**Exercise input:**
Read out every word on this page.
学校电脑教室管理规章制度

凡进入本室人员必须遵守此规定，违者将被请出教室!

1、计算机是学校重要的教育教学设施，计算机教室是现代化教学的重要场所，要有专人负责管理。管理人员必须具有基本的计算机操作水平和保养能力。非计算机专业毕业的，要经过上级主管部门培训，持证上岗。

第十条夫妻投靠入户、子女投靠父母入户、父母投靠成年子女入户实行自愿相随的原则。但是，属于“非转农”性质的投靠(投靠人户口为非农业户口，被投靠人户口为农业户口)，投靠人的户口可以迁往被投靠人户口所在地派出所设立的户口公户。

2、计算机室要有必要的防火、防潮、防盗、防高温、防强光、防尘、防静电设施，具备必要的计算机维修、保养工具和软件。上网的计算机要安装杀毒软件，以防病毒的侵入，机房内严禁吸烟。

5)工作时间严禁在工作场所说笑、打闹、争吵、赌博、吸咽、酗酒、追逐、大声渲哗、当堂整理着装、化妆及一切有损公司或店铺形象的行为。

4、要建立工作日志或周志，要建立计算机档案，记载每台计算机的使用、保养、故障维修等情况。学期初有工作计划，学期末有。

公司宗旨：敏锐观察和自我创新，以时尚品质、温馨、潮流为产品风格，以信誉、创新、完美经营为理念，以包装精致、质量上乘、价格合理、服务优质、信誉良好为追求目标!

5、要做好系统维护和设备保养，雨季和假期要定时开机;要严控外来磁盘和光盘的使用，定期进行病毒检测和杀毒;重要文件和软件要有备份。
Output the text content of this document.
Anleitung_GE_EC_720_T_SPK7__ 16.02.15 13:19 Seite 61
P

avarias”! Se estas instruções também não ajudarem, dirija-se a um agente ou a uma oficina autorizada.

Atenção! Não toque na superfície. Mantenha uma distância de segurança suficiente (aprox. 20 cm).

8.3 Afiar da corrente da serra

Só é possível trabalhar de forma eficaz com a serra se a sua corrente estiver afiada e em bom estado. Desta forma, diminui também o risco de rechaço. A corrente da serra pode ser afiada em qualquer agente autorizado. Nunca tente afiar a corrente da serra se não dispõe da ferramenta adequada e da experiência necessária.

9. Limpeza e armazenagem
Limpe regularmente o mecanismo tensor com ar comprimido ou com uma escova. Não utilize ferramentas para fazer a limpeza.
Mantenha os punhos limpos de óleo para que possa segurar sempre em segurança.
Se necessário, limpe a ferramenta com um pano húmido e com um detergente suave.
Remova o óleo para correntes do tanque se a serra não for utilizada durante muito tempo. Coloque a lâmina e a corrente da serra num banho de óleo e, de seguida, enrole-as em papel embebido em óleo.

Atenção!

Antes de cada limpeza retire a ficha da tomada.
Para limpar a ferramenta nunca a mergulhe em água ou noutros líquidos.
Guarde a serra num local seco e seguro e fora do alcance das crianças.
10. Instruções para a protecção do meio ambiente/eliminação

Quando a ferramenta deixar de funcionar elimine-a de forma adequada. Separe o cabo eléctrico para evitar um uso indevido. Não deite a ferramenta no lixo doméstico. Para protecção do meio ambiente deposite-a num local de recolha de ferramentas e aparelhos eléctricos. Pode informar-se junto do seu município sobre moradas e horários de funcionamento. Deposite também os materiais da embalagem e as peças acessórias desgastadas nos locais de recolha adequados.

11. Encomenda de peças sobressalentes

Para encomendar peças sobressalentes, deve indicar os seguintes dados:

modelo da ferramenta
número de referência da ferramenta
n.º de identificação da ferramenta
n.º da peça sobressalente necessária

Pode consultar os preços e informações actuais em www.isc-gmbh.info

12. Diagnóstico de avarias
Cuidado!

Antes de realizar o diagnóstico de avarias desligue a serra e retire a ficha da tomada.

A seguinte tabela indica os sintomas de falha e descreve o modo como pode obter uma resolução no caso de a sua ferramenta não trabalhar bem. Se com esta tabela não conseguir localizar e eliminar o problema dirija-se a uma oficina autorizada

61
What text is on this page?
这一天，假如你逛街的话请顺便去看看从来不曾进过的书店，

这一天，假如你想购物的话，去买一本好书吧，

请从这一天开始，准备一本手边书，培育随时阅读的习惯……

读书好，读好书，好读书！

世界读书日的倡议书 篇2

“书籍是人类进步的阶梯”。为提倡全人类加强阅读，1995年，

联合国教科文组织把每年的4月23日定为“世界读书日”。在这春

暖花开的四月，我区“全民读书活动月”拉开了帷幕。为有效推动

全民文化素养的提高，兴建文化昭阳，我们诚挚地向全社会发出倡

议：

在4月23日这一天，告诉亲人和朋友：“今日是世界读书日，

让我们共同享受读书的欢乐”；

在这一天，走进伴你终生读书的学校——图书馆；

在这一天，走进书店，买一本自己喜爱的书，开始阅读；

**Problem description:** Give back the whole listing exactly as it reads.

**Answer to this problem:**
Read out every word on this page.
学校电脑教室管理规章制度

凡进入本室人员必须遵守此规定，违者将被请出教室!

1、计算机是学校重要的教育教学设施，计算机教室是现代化教学的重要场所，要有专人负责管理。管理人员必须具有基本的计算机操作水平和保养能力。非计算机专业毕业的，要经过上级主管部门培训，持证上岗。

第十条夫妻投靠入户、子女投靠父母入户、父母投靠成年子女入户实行自愿相随的原则。但是，属于“非转农”性质的投靠(投靠人户口为非农业户口，被投靠人户口为农业户口)，投靠人的户口可以迁往被投靠人户口所在地派出所设立的户口公户。

2、计算机室要有必要的防火、防潮、防盗、防高温、防强光、防尘、防静电设施，具备必要的计算机维修、保养工具和软件。上网的计算机要安装杀毒软件，以防病毒的侵入，机房内严禁吸烟。

5)工作时间严禁在工作场所说笑、打闹、争吵、赌博、吸咽、酗酒、追逐、大声渲哗、当堂整理着装、化妆及一切有损公司或店铺形象的行为。

4、要建立工作日志或周志，要建立计算机档案，记载每台计算机的使用、保养、故障维修等情况。学期初有工作计划，学期末有。

公司宗旨：敏锐观察和自我创新，以时尚品质、温馨、潮流为产品风格，以信誉、创新、完美经营为理念，以包装精致、质量上乘、价格合理、服务优质、信誉良好为追求目标!

5、要做好系统维护和设备保养，雨季和假期要定时开机;要严控外来磁盘和光盘的使用，定期进行病毒检测和杀毒;重要文件和软件要有备份。
Output the text content of this document.
Anleitung_GE_EC_720_T_SPK7__ 16.02.15 13:19 Seite 61
P

avarias”! Se estas instruções também não ajudarem, dirija-se a um agente ou a uma oficina autorizada.

Atenção! Não toque na superfície. Mantenha uma distância de segurança suficiente (aprox. 20 cm).

8.3 Afiar da corrente da serra

Só é possível trabalhar de forma eficaz com a serra se a sua corrente estiver afiada e em bom estado. Desta forma, diminui também o risco de rechaço. A corrente da serra pode ser afiada em qualquer agente autorizado. Nunca tente afiar a corrente da serra se não dispõe da ferramenta adequada e da experiência necessária.

9. Limpeza e armazenagem
Limpe regularmente o mecanismo tensor com ar comprimido ou com uma escova. Não utilize ferramentas para fazer a limpeza.
Mantenha os punhos limpos de óleo para que possa segurar sempre em segurança.
Se necessário, limpe a ferramenta com um pano húmido e com um detergente suave.
Remova o óleo para correntes do tanque se a serra não for utilizada durante muito tempo. Coloque a lâmina e a corrente da serra num banho de óleo e, de seguida, enrole-as em papel embebido em óleo.

Atenção!

Antes de cada limpeza retire a ficha da tomada.
Para limpar a ferramenta nunca a mergulhe em água ou noutros líquidos.
Guarde a serra num local seco e seguro e fora do alcance das crianças.
10. Instruções para a protecção do meio ambiente/eliminação

Quando a ferramenta deixar de funcionar elimine-a de forma adequada. Separe o cabo eléctrico para evitar um uso indevido. Não deite a ferramenta no lixo doméstico. Para protecção do meio ambiente deposite-a num local de recolha de ferramentas e aparelhos eléctricos. Pode informar-se junto do seu município sobre moradas e horários de funcionamento. Deposite também os materiais da embalagem e as peças acessórias desgastadas nos locais de recolha adequados.

11. Encomenda de peças sobressalentes

Para encomendar peças sobressalentes, deve indicar os seguintes dados:

modelo da ferramenta
número de referência da ferramenta
n.º de identificação da ferramenta
n.º da peça sobressalente necessária

Pode consultar os preços e informações actuais em www.isc-gmbh.info

12. Diagnóstico de avarias
Cuidado!

Antes de realizar o diagnóstico de avarias desligue a serra e retire a ficha da tomada.

A seguinte tabela indica os sintomas de falha e descreve o modo como pode obter uma resolução no caso de a sua ferramenta não trabalhar bem. Se com esta tabela não conseguir localizar e eliminar o problema dirija-se a uma oficina autorizada

61
What text is on this page?
这一天，假如你逛街的话请顺便去看看从来不曾进过的书店，

这一天，假如你想购物的话，去买一本好书吧，

请从这一天开始，准备一本手边书，培育随时阅读的习惯……

读书好，读好书，好读书！

世界读书日的倡议书 篇2

“书籍是人类进步的阶梯”。为提倡全人类加强阅读，1995年，

联合国教科文组织把每年的4月23日定为“世界读书日”。在这春

暖花开的四月，我区“全民读书活动月”拉开了帷幕。为有效推动

全民文化素养的提高，兴建文化昭阳，我们诚挚地向全社会发出倡

议：

在4月23日这一天，告诉亲人和朋友：“今日是世界读书日，

让我们共同享受读书的欢乐”；

在这一天，走进伴你终生读书的学校——图书馆；

在这一天，走进书店，买一本自己喜爱的书，开始阅读；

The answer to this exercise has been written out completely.